Locate the lines that hold the string "with". Copy every such line.

+++

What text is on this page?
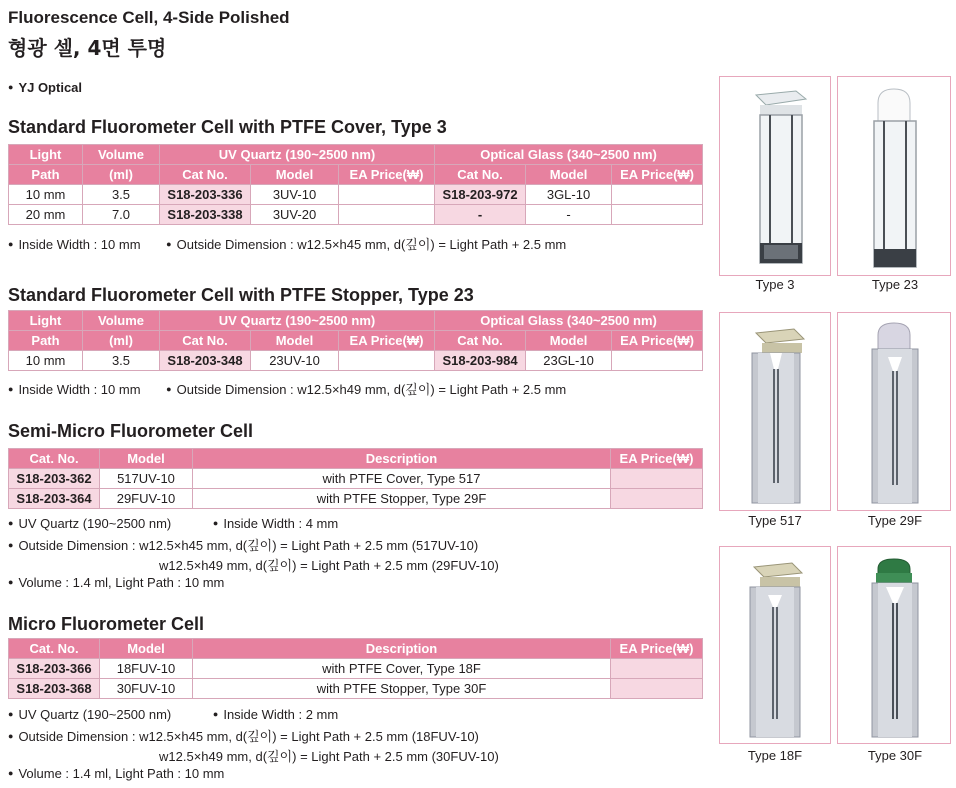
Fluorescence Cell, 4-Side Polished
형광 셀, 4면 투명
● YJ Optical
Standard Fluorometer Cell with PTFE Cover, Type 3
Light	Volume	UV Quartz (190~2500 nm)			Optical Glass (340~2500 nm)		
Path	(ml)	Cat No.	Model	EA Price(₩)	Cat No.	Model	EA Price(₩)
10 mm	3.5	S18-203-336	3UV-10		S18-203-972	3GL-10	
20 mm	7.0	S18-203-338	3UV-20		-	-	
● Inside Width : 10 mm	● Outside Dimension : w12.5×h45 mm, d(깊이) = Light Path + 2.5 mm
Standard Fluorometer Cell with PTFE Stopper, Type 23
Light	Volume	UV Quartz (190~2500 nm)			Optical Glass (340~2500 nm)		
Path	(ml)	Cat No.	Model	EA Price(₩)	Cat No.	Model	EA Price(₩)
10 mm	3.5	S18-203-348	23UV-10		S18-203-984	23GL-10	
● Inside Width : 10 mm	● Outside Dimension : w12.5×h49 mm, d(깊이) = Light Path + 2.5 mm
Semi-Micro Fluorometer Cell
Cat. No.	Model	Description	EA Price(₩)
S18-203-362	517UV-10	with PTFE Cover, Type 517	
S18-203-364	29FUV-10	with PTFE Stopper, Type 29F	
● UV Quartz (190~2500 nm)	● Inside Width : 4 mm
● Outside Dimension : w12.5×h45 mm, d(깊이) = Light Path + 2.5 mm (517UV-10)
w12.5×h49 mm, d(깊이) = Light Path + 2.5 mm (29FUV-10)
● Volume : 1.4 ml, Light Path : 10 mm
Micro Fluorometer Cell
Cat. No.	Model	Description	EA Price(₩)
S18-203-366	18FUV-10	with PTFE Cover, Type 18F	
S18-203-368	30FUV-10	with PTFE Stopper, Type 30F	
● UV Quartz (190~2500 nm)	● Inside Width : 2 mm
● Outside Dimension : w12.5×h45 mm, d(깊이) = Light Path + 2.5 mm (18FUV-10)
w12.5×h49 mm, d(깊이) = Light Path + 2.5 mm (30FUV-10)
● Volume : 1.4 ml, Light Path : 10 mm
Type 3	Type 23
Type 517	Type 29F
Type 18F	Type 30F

+++

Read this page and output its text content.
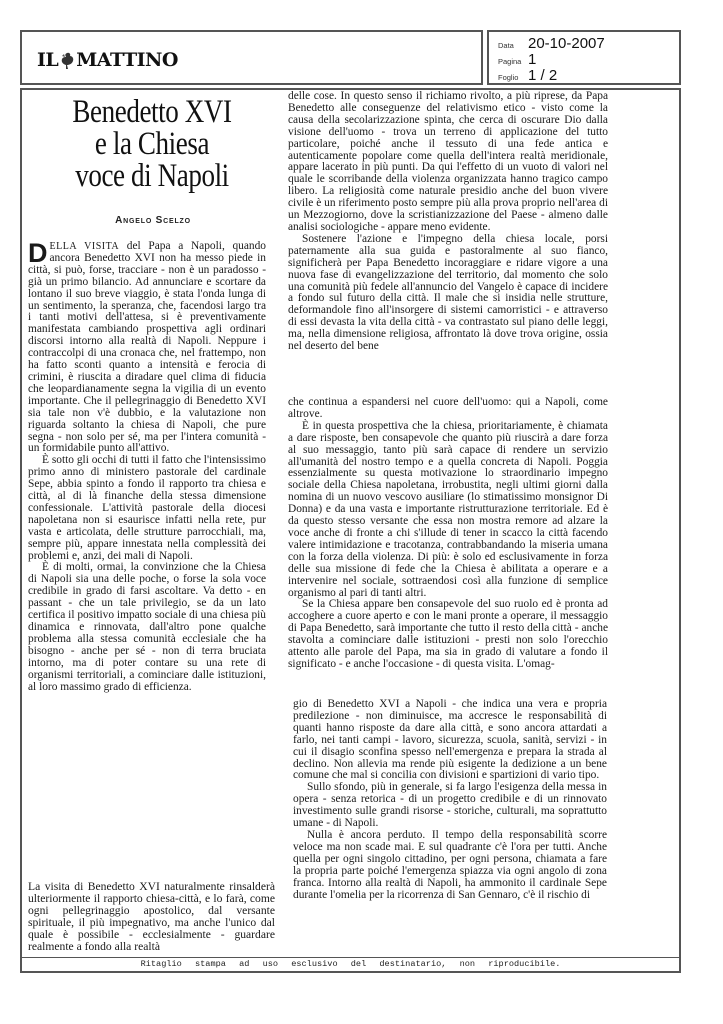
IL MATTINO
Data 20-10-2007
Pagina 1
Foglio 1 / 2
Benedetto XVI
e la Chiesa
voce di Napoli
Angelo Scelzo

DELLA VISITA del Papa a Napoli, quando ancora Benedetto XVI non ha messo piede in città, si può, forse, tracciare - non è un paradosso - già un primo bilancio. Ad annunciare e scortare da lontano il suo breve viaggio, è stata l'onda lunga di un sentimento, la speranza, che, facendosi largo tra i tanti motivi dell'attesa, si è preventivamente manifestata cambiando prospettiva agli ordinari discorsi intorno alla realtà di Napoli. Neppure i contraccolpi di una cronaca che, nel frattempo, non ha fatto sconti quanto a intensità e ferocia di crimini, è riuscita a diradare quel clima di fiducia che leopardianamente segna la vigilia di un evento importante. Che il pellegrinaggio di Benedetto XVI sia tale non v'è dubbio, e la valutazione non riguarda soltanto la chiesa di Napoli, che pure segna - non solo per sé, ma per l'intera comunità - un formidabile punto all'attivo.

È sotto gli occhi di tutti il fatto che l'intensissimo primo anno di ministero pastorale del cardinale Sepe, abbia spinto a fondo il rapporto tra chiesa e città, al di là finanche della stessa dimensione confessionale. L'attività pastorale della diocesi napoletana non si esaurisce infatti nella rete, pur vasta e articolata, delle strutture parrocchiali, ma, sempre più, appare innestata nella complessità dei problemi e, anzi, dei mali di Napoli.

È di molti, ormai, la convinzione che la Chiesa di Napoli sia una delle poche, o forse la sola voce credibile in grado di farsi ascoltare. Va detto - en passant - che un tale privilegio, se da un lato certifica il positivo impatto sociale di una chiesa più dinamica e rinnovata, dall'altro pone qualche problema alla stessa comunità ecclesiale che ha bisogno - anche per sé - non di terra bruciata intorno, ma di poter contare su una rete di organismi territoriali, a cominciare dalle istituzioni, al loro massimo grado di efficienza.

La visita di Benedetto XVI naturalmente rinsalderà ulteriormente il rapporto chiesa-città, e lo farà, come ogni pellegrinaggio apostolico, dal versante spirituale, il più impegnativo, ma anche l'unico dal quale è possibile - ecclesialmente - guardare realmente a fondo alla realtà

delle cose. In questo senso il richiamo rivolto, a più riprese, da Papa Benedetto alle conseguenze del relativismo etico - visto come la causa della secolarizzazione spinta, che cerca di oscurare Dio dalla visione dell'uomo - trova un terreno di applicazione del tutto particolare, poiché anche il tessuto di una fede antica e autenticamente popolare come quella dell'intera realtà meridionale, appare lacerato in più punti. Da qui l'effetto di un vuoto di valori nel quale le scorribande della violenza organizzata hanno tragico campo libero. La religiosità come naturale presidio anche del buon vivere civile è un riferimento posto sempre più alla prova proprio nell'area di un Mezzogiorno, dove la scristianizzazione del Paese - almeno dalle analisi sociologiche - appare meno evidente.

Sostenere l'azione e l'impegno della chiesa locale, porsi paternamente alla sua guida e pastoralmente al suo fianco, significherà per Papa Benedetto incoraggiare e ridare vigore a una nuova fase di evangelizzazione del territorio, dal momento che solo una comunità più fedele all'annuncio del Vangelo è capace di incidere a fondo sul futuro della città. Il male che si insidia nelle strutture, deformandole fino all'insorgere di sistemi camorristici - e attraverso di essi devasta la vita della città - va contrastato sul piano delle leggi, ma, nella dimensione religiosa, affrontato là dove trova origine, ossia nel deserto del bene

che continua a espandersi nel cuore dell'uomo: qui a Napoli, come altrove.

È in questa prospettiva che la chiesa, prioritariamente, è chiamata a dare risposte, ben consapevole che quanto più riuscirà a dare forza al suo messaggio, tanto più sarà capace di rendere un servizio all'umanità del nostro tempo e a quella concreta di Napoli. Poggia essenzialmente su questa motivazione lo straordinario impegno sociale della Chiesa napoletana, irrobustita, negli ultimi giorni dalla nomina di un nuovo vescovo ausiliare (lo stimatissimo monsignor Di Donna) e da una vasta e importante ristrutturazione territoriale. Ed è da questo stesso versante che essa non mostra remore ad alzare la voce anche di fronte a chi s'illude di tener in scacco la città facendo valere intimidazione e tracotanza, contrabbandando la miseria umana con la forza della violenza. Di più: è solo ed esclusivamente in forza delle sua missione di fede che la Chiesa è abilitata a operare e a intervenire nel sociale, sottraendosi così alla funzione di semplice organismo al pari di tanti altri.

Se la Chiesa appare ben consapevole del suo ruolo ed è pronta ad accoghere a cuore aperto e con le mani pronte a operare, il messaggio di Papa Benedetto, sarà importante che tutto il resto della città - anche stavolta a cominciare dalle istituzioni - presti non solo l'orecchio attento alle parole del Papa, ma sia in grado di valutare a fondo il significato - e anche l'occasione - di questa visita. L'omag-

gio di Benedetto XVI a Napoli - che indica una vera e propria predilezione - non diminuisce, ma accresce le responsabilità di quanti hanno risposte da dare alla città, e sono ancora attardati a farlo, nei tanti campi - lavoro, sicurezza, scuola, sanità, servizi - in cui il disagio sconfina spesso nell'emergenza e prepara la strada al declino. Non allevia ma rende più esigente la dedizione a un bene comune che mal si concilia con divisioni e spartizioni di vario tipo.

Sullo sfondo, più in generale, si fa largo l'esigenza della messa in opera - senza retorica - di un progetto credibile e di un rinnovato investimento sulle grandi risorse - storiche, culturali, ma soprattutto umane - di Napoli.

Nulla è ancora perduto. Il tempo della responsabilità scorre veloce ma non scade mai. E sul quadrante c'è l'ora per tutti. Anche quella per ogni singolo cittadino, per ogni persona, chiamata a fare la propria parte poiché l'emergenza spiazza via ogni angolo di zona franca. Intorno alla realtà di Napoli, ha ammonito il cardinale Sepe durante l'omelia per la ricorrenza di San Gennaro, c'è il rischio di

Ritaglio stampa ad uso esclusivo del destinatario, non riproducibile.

+++

■ RESULT FOR THIS EXERCISE ■
Standard Fluorometer Cell with PTFE Cover, Type 3
Standard Fluorometer Cell with PTFE Stopper, Type 23
S18-203-362	517UV-10	with PTFE Cover, Type 517	
S18-203-364	29FUV-10	with PTFE Stopper, Type 29F	
S18-203-366	18FUV-10	with PTFE Cover, Type 18F	
S18-203-368	30FUV-10	with PTFE Stopper, Type 30F	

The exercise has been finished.